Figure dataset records

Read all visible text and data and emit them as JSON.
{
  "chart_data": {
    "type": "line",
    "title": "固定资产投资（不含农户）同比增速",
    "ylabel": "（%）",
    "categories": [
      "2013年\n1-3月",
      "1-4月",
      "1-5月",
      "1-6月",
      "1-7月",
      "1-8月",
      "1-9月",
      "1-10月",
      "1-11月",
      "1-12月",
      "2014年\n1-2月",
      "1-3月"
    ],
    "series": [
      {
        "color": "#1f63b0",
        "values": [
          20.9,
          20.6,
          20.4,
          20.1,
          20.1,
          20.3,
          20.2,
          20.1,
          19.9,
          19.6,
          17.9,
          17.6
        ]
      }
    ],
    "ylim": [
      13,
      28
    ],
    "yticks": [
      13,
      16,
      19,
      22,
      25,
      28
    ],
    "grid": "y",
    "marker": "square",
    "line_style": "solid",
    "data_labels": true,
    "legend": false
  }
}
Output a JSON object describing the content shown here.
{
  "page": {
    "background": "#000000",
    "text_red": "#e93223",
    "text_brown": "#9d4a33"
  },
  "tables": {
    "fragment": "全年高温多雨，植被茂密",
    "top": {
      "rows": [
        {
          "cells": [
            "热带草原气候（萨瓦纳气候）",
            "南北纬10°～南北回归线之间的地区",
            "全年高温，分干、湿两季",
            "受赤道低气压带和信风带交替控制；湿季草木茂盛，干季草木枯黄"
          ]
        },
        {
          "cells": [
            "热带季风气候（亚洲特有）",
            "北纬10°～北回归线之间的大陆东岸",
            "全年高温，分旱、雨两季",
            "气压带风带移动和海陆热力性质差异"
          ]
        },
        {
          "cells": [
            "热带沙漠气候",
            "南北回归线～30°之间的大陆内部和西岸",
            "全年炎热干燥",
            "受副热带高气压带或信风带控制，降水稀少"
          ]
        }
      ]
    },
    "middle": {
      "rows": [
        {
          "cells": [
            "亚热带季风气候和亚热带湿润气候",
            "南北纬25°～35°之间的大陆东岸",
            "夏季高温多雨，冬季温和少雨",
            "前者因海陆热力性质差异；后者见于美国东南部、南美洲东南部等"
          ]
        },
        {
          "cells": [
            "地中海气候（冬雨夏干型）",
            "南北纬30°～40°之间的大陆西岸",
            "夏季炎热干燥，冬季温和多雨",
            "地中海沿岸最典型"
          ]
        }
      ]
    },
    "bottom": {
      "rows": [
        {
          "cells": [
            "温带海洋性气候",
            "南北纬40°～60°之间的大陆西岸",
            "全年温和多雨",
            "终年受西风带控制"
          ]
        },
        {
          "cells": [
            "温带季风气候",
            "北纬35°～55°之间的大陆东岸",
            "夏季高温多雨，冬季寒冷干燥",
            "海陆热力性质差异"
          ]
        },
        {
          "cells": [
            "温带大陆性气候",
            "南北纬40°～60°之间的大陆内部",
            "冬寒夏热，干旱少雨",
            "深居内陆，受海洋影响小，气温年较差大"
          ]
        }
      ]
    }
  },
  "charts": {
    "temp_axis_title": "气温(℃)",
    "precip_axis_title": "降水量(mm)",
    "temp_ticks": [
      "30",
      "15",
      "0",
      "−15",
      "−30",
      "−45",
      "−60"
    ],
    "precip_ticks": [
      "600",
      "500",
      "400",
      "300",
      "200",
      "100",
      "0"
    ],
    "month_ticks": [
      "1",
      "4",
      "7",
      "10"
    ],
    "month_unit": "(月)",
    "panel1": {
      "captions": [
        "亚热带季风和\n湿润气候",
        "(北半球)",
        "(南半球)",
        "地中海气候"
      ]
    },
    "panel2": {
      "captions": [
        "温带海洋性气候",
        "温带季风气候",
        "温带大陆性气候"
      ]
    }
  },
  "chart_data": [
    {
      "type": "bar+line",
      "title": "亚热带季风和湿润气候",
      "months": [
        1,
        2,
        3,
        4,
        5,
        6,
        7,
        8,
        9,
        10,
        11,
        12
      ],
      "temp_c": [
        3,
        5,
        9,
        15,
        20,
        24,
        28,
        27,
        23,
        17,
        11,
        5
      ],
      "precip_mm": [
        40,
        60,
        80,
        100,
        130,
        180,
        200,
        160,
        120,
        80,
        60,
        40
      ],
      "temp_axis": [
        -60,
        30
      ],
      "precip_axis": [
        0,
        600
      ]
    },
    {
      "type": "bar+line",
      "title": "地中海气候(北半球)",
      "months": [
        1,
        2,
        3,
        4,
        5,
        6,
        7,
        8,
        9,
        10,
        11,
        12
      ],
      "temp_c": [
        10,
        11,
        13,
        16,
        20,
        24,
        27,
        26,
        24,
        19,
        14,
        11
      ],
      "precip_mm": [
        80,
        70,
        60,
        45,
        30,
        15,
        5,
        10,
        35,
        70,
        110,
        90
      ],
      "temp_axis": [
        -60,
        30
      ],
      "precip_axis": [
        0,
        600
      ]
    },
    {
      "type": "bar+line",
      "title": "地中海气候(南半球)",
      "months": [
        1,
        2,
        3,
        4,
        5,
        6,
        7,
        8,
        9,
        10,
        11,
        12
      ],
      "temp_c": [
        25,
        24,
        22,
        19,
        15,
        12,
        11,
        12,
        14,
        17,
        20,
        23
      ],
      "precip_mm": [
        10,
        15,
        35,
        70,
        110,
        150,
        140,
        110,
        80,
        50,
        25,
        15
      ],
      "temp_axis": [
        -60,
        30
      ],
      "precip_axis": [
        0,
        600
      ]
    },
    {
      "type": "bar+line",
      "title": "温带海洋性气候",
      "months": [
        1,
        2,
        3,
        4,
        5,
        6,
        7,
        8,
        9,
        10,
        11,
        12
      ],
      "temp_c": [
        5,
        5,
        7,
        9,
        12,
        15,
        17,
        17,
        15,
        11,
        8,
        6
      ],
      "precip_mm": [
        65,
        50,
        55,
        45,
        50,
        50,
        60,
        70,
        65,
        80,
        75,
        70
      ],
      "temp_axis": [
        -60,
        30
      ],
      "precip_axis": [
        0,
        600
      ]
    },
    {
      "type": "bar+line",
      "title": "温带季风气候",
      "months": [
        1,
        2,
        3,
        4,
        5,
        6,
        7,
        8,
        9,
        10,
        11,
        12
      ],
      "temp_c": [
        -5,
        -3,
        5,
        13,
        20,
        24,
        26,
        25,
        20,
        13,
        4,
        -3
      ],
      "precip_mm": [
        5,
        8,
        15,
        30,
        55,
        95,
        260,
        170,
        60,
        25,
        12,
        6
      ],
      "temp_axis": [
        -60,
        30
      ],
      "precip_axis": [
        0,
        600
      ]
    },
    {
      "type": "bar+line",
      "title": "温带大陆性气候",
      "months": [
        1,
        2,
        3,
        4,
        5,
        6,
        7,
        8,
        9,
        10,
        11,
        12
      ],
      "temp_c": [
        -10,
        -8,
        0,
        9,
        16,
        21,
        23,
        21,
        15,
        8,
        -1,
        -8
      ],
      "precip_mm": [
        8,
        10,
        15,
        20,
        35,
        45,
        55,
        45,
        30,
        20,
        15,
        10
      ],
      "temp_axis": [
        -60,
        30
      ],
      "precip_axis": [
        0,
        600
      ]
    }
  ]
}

▶ PROBLEM DESCRIPTION
Return all of the data word for word.

▶ THE OUTPUT
Read all visible text and data and emit them as JSON.
{
  "chart_data": {
    "type": "line",
    "title": "固定资产投资（不含农户）同比增速",
    "ylabel": "（%）",
    "categories": [
      "2013年\n1-3月",
      "1-4月",
      "1-5月",
      "1-6月",
      "1-7月",
      "1-8月",
      "1-9月",
      "1-10月",
      "1-11月",
      "1-12月",
      "2014年\n1-2月",
      "1-3月"
    ],
    "series": [
      {
        "color": "#1f63b0",
        "values": [
          20.9,
          20.6,
          20.4,
          20.1,
          20.1,
          20.3,
          20.2,
          20.1,
          19.9,
          19.6,
          17.9,
          17.6
        ]
      }
    ],
    "ylim": [
      13,
      28
    ],
    "yticks": [
      13,
      16,
      19,
      22,
      25,
      28
    ],
    "grid": "y",
    "marker": "square",
    "line_style": "solid",
    "data_labels": true,
    "legend": false
  }
}
Output a JSON object describing the content shown here.
{
  "page": {
    "background": "#000000",
    "text_red": "#e93223",
    "text_brown": "#9d4a33"
  },
  "tables": {
    "fragment": "全年高温多雨，植被茂密",
    "top": {
      "rows": [
        {
          "cells": [
            "热带草原气候（萨瓦纳气候）",
            "南北纬10°～南北回归线之间的地区",
            "全年高温，分干、湿两季",
            "受赤道低气压带和信风带交替控制；湿季草木茂盛，干季草木枯黄"
          ]
        },
        {
          "cells": [
            "热带季风气候（亚洲特有）",
            "北纬10°～北回归线之间的大陆东岸",
            "全年高温，分旱、雨两季",
            "气压带风带移动和海陆热力性质差异"
          ]
        },
        {
          "cells": [
            "热带沙漠气候",
            "南北回归线～30°之间的大陆内部和西岸",
            "全年炎热干燥",
            "受副热带高气压带或信风带控制，降水稀少"
          ]
        }
      ]
    },
    "middle": {
      "rows": [
        {
          "cells": [
            "亚热带季风气候和亚热带湿润气候",
            "南北纬25°～35°之间的大陆东岸",
            "夏季高温多雨，冬季温和少雨",
            "前者因海陆热力性质差异；后者见于美国东南部、南美洲东南部等"
          ]
        },
        {
          "cells": [
            "地中海气候（冬雨夏干型）",
            "南北纬30°～40°之间的大陆西岸",
            "夏季炎热干燥，冬季温和多雨",
            "地中海沿岸最典型"
          ]
        }
      ]
    },
    "bottom": {
      "rows": [
        {
          "cells": [
            "温带海洋性气候",
            "南北纬40°～60°之间的大陆西岸",
            "全年温和多雨",
            "终年受西风带控制"
          ]
        },
        {
          "cells": [
            "温带季风气候",
            "北纬35°～55°之间的大陆东岸",
            "夏季高温多雨，冬季寒冷干燥",
            "海陆热力性质差异"
          ]
        },
        {
          "cells": [
            "温带大陆性气候",
            "南北纬40°～60°之间的大陆内部",
            "冬寒夏热，干旱少雨",
            "深居内陆，受海洋影响小，气温年较差大"
          ]
        }
      ]
    }
  },
  "charts": {
    "temp_axis_title": "气温(℃)",
    "precip_axis_title": "降水量(mm)",
    "temp_ticks": [
      "30",
      "15",
      "0",
      "−15",
      "−30",
      "−45",
      "−60"
    ],
    "precip_ticks": [
      "600",
      "500",
      "400",
      "300",
      "200",
      "100",
      "0"
    ],
    "month_ticks": [
      "1",
      "4",
      "7",
      "10"
    ],
    "month_unit": "(月)",
    "panel1": {
      "captions": [
        "亚热带季风和\n湿润气候",
        "(北半球)",
        "(南半球)",
        "地中海气候"
      ]
    },
    "panel2": {
      "captions": [
        "温带海洋性气候",
        "温带季风气候",
        "温带大陆性气候"
      ]
    }
  },
  "chart_data": [
    {
      "type": "bar+line",
      "title": "亚热带季风和湿润气候",
      "months": [
        1,
        2,
        3,
        4,
        5,
        6,
        7,
        8,
        9,
        10,
        11,
        12
      ],
      "temp_c": [
        3,
        5,
        9,
        15,
        20,
        24,
        28,
        27,
        23,
        17,
        11,
        5
      ],
      "precip_mm": [
        40,
        60,
        80,
        100,
        130,
        180,
        200,
        160,
        120,
        80,
        60,
        40
      ],
      "temp_axis": [
        -60,
        30
      ],
      "precip_axis": [
        0,
        600
      ]
    },
    {
      "type": "bar+line",
      "title": "地中海气候(北半球)",
      "months": [
        1,
        2,
        3,
        4,
        5,
        6,
        7,
        8,
        9,
        10,
        11,
        12
      ],
      "temp_c": [
        10,
        11,
        13,
        16,
        20,
        24,
        27,
        26,
        24,
        19,
        14,
        11
      ],
      "precip_mm": [
        80,
        70,
        60,
        45,
        30,
        15,
        5,
        10,
        35,
        70,
        110,
        90
      ],
      "temp_axis": [
        -60,
        30
      ],
      "precip_axis": [
        0,
        600
      ]
    },
    {
      "type": "bar+line",
      "title": "地中海气候(南半球)",
      "months": [
        1,
        2,
        3,
        4,
        5,
        6,
        7,
        8,
        9,
        10,
        11,
        12
      ],
      "temp_c": [
        25,
        24,
        22,
        19,
        15,
        12,
        11,
        12,
        14,
        17,
        20,
        23
      ],
      "precip_mm": [
        10,
        15,
        35,
        70,
        110,
        150,
        140,
        110,
        80,
        50,
        25,
        15
      ],
      "temp_axis": [
        -60,
        30
      ],
      "precip_axis": [
        0,
        600
      ]
    },
    {
      "type": "bar+line",
      "title": "温带海洋性气候",
      "months": [
        1,
        2,
        3,
        4,
        5,
        6,
        7,
        8,
        9,
        10,
        11,
        12
      ],
      "temp_c": [
        5,
        5,
        7,
        9,
        12,
        15,
        17,
        17,
        15,
        11,
        8,
        6
      ],
      "precip_mm": [
        65,
        50,
        55,
        45,
        50,
        50,
        60,
        70,
        65,
        80,
        75,
        70
      ],
      "temp_axis": [
        -60,
        30
      ],
      "precip_axis": [
        0,
        600
      ]
    },
    {
      "type": "bar+line",
      "title": "温带季风气候",
      "months": [
        1,
        2,
        3,
        4,
        5,
        6,
        7,
        8,
        9,
        10,
        11,
        12
      ],
      "temp_c": [
        -5,
        -3,
        5,
        13,
        20,
        24,
        26,
        25,
        20,
        13,
        4,
        -3
      ],
      "precip_mm": [
        5,
        8,
        15,
        30,
        55,
        95,
        260,
        170,
        60,
        25,
        12,
        6
      ],
      "temp_axis": [
        -60,
        30
      ],
      "precip_axis": [
        0,
        600
      ]
    },
    {
      "type": "bar+line",
      "title": "温带大陆性气候",
      "months": [
        1,
        2,
        3,
        4,
        5,
        6,
        7,
        8,
        9,
        10,
        11,
        12
      ],
      "temp_c": [
        -10,
        -8,
        0,
        9,
        16,
        21,
        23,
        21,
        15,
        8,
        -1,
        -8
      ],
      "precip_mm": [
        8,
        10,
        15,
        20,
        35,
        45,
        55,
        45,
        30,
        20,
        15,
        10
      ],
      "temp_axis": [
        -60,
        30
      ],
      "precip_axis": [
        0,
        600
      ]
    }
  ]
}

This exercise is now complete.